### PROBLEM REQUIREMENTS
Could you output each line of the data that follows exactly?

### ITEMS
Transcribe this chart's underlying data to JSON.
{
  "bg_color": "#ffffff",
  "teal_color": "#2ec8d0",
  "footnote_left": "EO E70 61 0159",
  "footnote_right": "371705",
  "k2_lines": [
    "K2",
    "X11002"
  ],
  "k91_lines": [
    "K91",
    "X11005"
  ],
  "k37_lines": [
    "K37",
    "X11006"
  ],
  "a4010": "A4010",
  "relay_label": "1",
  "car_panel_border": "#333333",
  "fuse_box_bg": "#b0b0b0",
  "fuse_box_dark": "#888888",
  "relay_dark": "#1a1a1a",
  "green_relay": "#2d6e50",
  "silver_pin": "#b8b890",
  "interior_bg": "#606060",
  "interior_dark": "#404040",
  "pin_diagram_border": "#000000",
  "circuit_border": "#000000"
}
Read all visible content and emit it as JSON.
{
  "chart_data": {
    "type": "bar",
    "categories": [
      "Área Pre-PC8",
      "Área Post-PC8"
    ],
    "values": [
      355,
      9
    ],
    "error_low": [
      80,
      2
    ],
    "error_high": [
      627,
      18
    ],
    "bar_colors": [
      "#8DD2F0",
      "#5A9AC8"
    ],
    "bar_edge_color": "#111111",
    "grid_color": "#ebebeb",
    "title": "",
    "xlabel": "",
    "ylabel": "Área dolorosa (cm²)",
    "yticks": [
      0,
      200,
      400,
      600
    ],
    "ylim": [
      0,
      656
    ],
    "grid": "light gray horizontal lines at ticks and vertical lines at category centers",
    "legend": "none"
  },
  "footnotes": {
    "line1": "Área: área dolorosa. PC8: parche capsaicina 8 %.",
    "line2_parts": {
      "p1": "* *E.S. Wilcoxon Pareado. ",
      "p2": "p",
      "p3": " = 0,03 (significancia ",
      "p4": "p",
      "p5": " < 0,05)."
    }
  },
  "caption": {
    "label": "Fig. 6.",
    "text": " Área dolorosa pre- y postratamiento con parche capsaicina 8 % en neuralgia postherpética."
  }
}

### EXPECTED OUTPUT
Transcribe this chart's underlying data to JSON.
{
  "bg_color": "#ffffff",
  "teal_color": "#2ec8d0",
  "footnote_left": "EO E70 61 0159",
  "footnote_right": "371705",
  "k2_lines": [
    "K2",
    "X11002"
  ],
  "k91_lines": [
    "K91",
    "X11005"
  ],
  "k37_lines": [
    "K37",
    "X11006"
  ],
  "a4010": "A4010",
  "relay_label": "1",
  "car_panel_border": "#333333",
  "fuse_box_bg": "#b0b0b0",
  "fuse_box_dark": "#888888",
  "relay_dark": "#1a1a1a",
  "green_relay": "#2d6e50",
  "silver_pin": "#b8b890",
  "interior_bg": "#606060",
  "interior_dark": "#404040",
  "pin_diagram_border": "#000000",
  "circuit_border": "#000000"
}
Read all visible content and emit it as JSON.
{
  "chart_data": {
    "type": "bar",
    "categories": [
      "Área Pre-PC8",
      "Área Post-PC8"
    ],
    "values": [
      355,
      9
    ],
    "error_low": [
      80,
      2
    ],
    "error_high": [
      627,
      18
    ],
    "bar_colors": [
      "#8DD2F0",
      "#5A9AC8"
    ],
    "bar_edge_color": "#111111",
    "grid_color": "#ebebeb",
    "title": "",
    "xlabel": "",
    "ylabel": "Área dolorosa (cm²)",
    "yticks": [
      0,
      200,
      400,
      600
    ],
    "ylim": [
      0,
      656
    ],
    "grid": "light gray horizontal lines at ticks and vertical lines at category centers",
    "legend": "none"
  },
  "footnotes": {
    "line1": "Área: área dolorosa. PC8: parche capsaicina 8 %.",
    "line2_parts": {
      "p1": "* *E.S. Wilcoxon Pareado. ",
      "p2": "p",
      "p3": " = 0,03 (significancia ",
      "p4": "p",
      "p5": " < 0,05)."
    }
  },
  "caption": {
    "label": "Fig. 6.",
    "text": " Área dolorosa pre- y postratamiento con parche capsaicina 8 % en neuralgia postherpética."
  }
}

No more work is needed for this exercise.